§ STATED EXERCISE
Reproduce the material below without changes, from its first line through the line that contains "section-heading-4: ４、关心员工的家人和家庭 <box>174", including that line.

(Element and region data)
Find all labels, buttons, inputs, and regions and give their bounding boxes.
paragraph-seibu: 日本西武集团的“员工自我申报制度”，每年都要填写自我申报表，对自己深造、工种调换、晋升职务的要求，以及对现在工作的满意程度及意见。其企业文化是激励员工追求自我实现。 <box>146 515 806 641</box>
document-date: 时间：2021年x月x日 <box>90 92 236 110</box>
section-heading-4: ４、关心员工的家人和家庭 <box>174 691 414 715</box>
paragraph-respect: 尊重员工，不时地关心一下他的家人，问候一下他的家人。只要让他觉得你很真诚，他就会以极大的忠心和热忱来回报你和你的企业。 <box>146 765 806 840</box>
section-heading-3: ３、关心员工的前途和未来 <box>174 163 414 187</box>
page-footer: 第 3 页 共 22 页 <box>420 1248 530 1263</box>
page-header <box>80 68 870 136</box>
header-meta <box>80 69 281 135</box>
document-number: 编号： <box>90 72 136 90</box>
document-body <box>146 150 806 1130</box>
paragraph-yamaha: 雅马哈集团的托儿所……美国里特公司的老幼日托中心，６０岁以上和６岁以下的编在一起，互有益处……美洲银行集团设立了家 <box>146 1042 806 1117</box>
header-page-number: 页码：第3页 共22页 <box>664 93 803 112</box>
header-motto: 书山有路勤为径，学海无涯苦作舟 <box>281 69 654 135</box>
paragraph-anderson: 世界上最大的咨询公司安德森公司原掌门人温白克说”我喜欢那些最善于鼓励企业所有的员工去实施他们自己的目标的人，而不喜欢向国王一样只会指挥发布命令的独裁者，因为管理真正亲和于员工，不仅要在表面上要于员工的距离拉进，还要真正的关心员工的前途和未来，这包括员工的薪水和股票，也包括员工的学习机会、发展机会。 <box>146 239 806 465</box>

§ RESPONSE TO THIS EXERCISE
Find all labels, buttons, inputs, and regions and give their bounding boxes.
paragraph-seibu: 日本西武集团的“员工自我申报制度”，每年都要填写自我申报表，对自己深造、工种调换、晋升职务的要求，以及对现在工作的满意程度及意见。其企业文化是激励员工追求自我实现。 <box>146 515 806 641</box>
document-date: 时间：2021年x月x日 <box>90 92 236 110</box>
section-heading-4: ４、关心员工的家人和家庭 <box>174 691 414 715</box>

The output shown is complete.